=== Record list ===
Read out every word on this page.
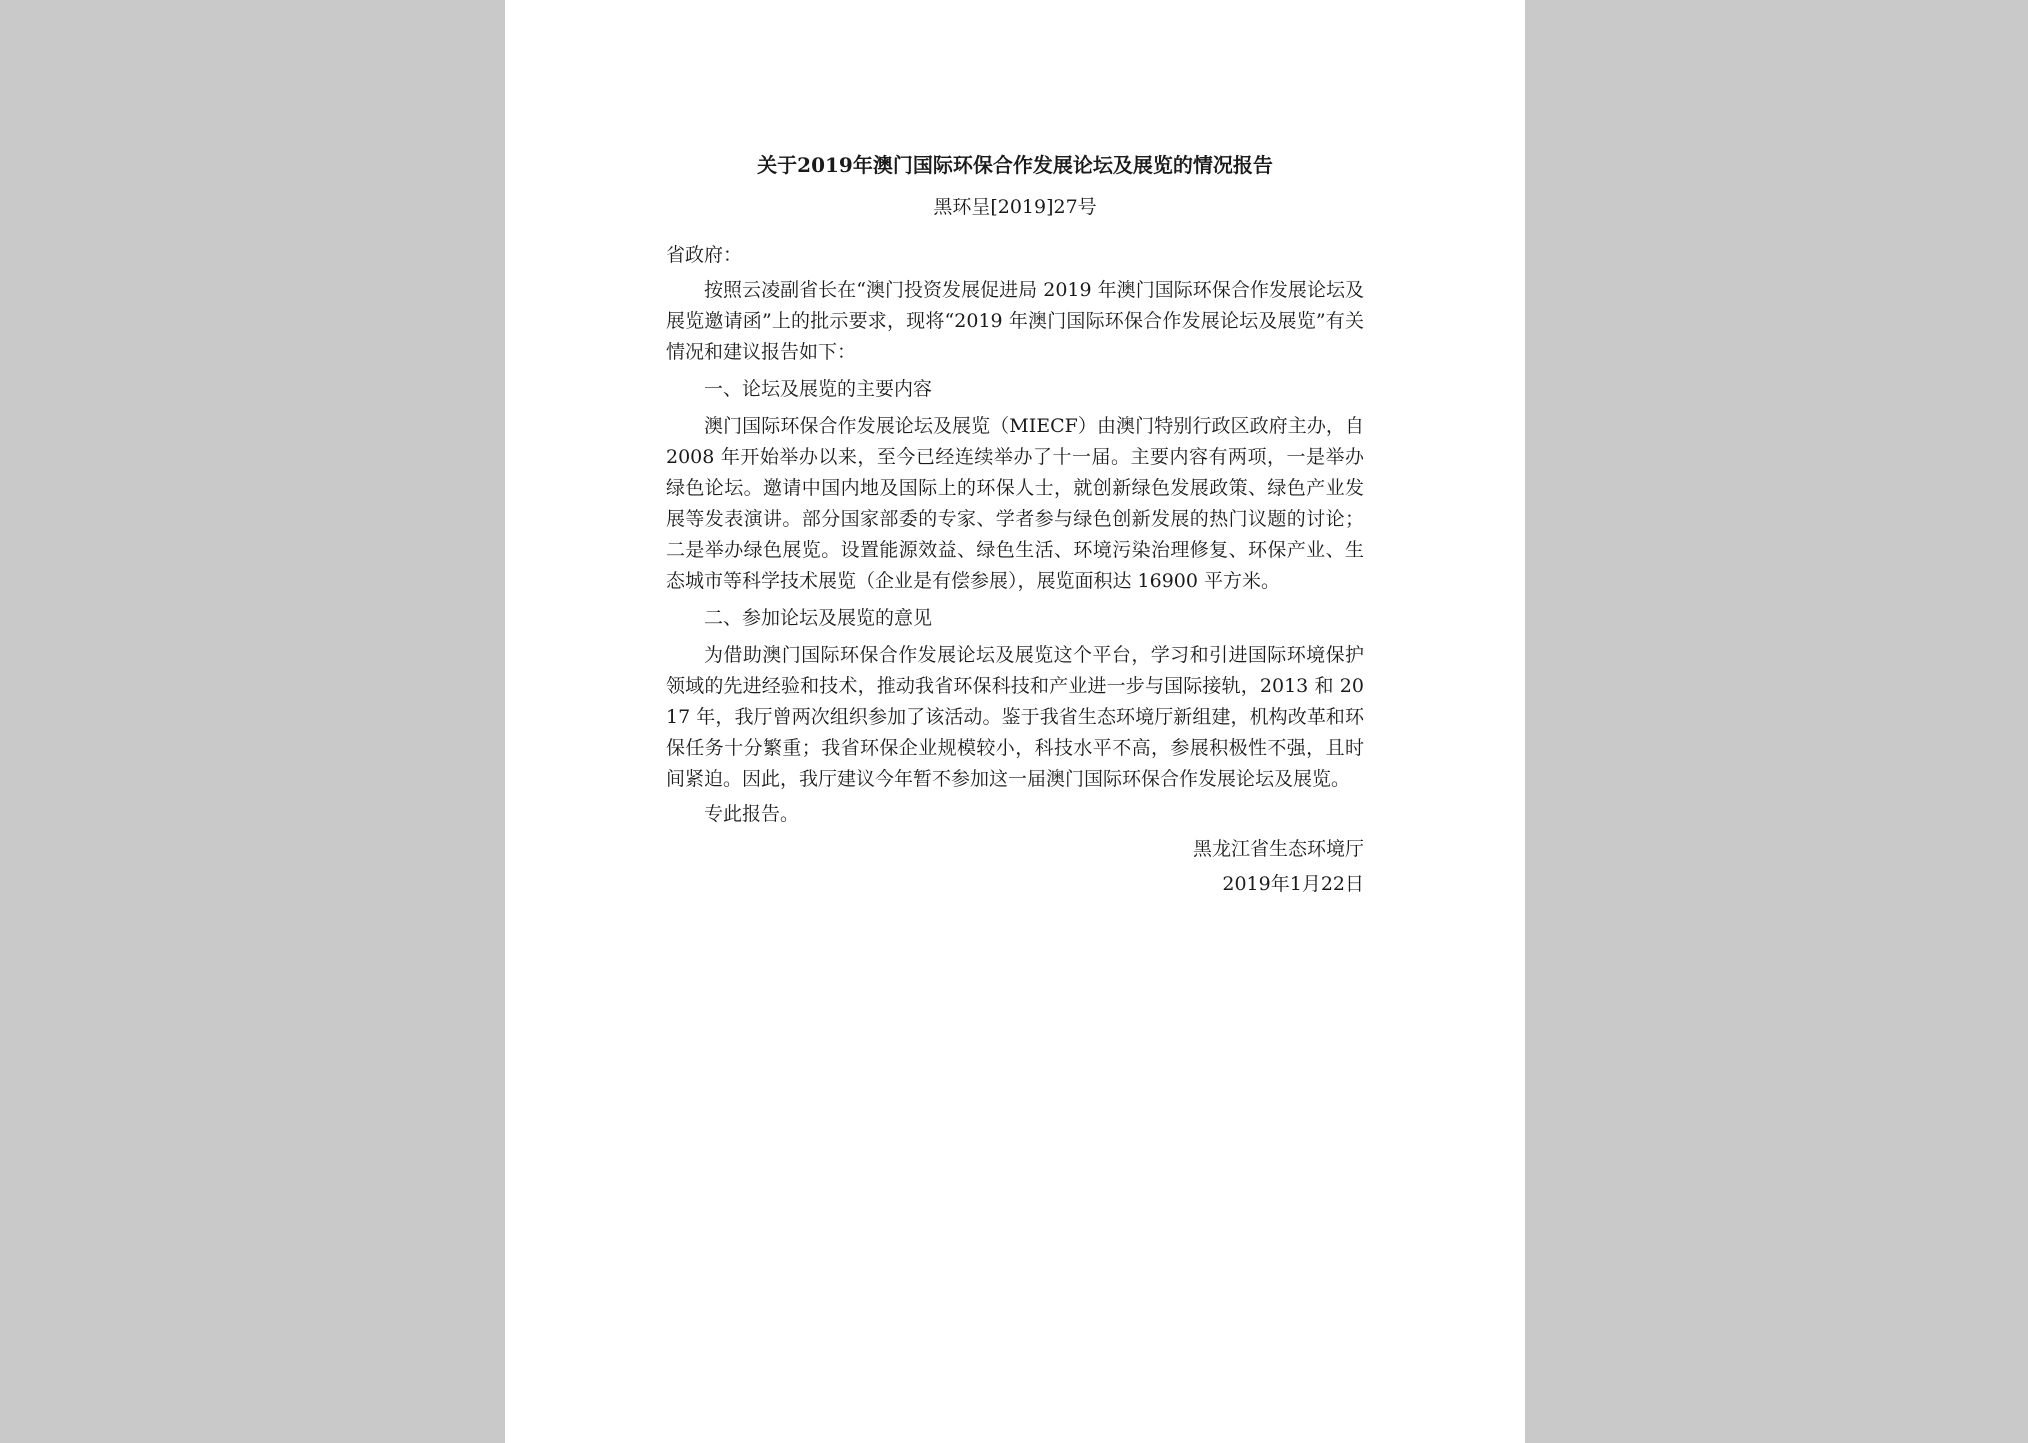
关于2019年澳门国际环保合作发展论坛及展览的情况报告

黑环呈[2019]27号

省政府：

按照云凌副省长在“澳门投资发展促进局 2019 年澳门国际环保合作发展论坛及展览邀请函”上的批示要求，现将“2019 年澳门国际环保合作发展论坛及展览”有关情况和建议报告如下：

一、论坛及展览的主要内容

澳门国际环保合作发展论坛及展览（MIECF）由澳门特别行政区政府主办，自 2008 年开始举办以来，至今已经连续举办了十一届。主要内容有两项，一是举办绿色论坛。邀请中国内地及国际上的环保人士，就创新绿色发展政策、绿色产业发展等发表演讲。部分国家部委的专家、学者参与绿色创新发展的热门议题的讨论；二是举办绿色展览。设置能源效益、绿色生活、环境污染治理修复、环保产业、生态城市等科学技术展览（企业是有偿参展），展览面积达 16900 平方米。

二、参加论坛及展览的意见

为借助澳门国际环保合作发展论坛及展览这个平台，学习和引进国际环境保护领域的先进经验和技术，推动我省环保科技和产业进一步与国际接轨，2013 和 2017 年，我厅曾两次组织参加了该活动。鉴于我省生态环境厅新组建，机构改革和环保任务十分繁重；我省环保企业规模较小，科技水平不高，参展积极性不强，且时间紧迫。因此，我厅建议今年暂不参加这一届澳门国际环保合作发展论坛及展览。

专此报告。

黑龙江省生态环境厅

2019年1月22日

=== Exercise description ===
Print all of the records shown above exactly, leaving out each picture.

=== Solution for this exercise ===
Read out every word on this page.
关于2019年澳门国际环保合作发展论坛及展览的情况报告

黑环呈[2019]27号

省政府：

按照云凌副省长在“澳门投资发展促进局 2019 年澳门国际环保合作发展论坛及展览邀请函”上的批示要求，现将“2019 年澳门国际环保合作发展论坛及展览”有关情况和建议报告如下：

一、论坛及展览的主要内容

澳门国际环保合作发展论坛及展览（MIECF）由澳门特别行政区政府主办，自 2008 年开始举办以来，至今已经连续举办了十一届。主要内容有两项，一是举办绿色论坛。邀请中国内地及国际上的环保人士，就创新绿色发展政策、绿色产业发展等发表演讲。部分国家部委的专家、学者参与绿色创新发展的热门议题的讨论；二是举办绿色展览。设置能源效益、绿色生活、环境污染治理修复、环保产业、生态城市等科学技术展览（企业是有偿参展），展览面积达 16900 平方米。

二、参加论坛及展览的意见

为借助澳门国际环保合作发展论坛及展览这个平台，学习和引进国际环境保护领域的先进经验和技术，推动我省环保科技和产业进一步与国际接轨，2013 和 2017 年，我厅曾两次组织参加了该活动。鉴于我省生态环境厅新组建，机构改革和环保任务十分繁重；我省环保企业规模较小，科技水平不高，参展积极性不强，且时间紧迫。因此，我厅建议今年暂不参加这一届澳门国际环保合作发展论坛及展览。

专此报告。

黑龙江省生态环境厅

2019年1月22日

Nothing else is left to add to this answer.